>> BEGIN Data records

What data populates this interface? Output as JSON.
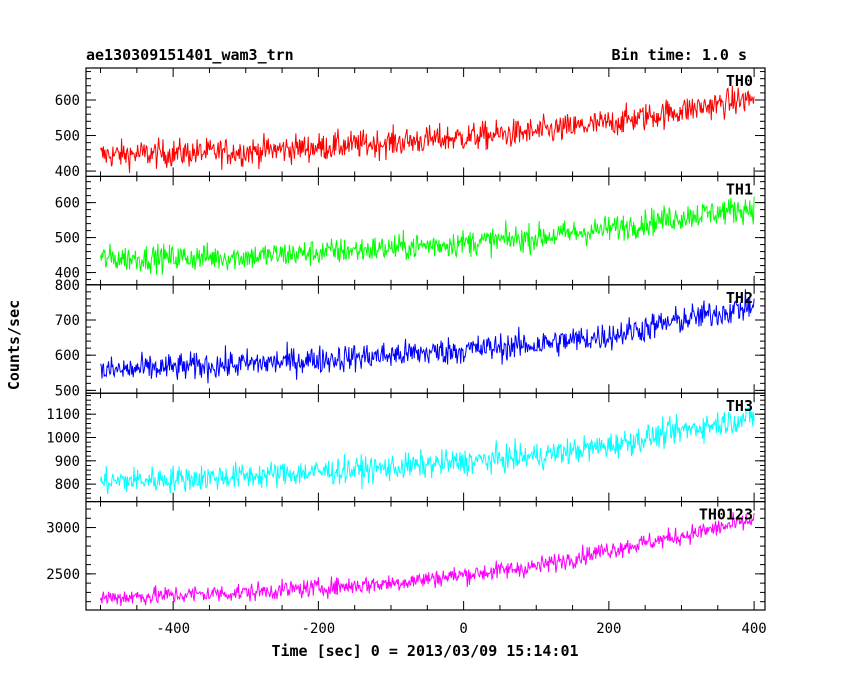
{
  "header": {
    "title": "ae130309151401_wam3_trn",
    "bin_time": "Bin time: 1.0 s"
  },
  "chart_data": {
    "type": "line",
    "xlabel": "Time [sec] 0 = 2013/03/09 15:14:01",
    "ylabel": "Counts/sec",
    "xlim": [
      -520,
      415
    ],
    "xticks": [
      -400,
      -200,
      0,
      200,
      400
    ],
    "grid": false,
    "panels": [
      {
        "name": "TH0",
        "color": "#ff0000",
        "ylim": [
          385,
          690
        ],
        "yticks": [
          400,
          500,
          600
        ],
        "trend_x": [
          -500,
          -300,
          -100,
          100,
          200,
          300,
          400
        ],
        "trend_y": [
          445,
          455,
          480,
          510,
          535,
          570,
          605
        ],
        "noise": 28,
        "noise_min": 385,
        "noise_max": 670
      },
      {
        "name": "TH1",
        "color": "#00ff00",
        "ylim": [
          365,
          675
        ],
        "yticks": [
          400,
          500,
          600
        ],
        "trend_x": [
          -500,
          -300,
          -100,
          100,
          200,
          300,
          400
        ],
        "trend_y": [
          440,
          445,
          470,
          500,
          525,
          560,
          585
        ],
        "noise": 27,
        "noise_min": 365,
        "noise_max": 675
      },
      {
        "name": "TH2",
        "color": "#0000ff",
        "ylim": [
          492,
          800
        ],
        "yticks": [
          500,
          600,
          700,
          800
        ],
        "trend_x": [
          -500,
          -300,
          -100,
          100,
          200,
          300,
          400
        ],
        "trend_y": [
          555,
          575,
          600,
          630,
          655,
          700,
          740
        ],
        "noise": 28,
        "noise_min": 492,
        "noise_max": 800
      },
      {
        "name": "TH3",
        "color": "#00ffff",
        "ylim": [
          725,
          1190
        ],
        "yticks": [
          800,
          900,
          1000,
          1100
        ],
        "trend_x": [
          -500,
          -300,
          -100,
          100,
          200,
          300,
          400
        ],
        "trend_y": [
          810,
          835,
          870,
          920,
          965,
          1030,
          1090
        ],
        "noise": 40,
        "noise_min": 730,
        "noise_max": 1175
      },
      {
        "name": "TH0123",
        "color": "#ff00ff",
        "ylim": [
          2110,
          3280
        ],
        "yticks": [
          2500,
          3000
        ],
        "trend_x": [
          -500,
          -300,
          -100,
          100,
          200,
          300,
          400
        ],
        "trend_y": [
          2240,
          2300,
          2400,
          2580,
          2760,
          2910,
          3080
        ],
        "noise": 70,
        "noise_min": 2150,
        "noise_max": 3250
      }
    ]
  }
}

>> END Data records

* **Stated problem**:
Using the material above, state how many lines include the string "color". Answer with a single number.

* **Exercise result**:
5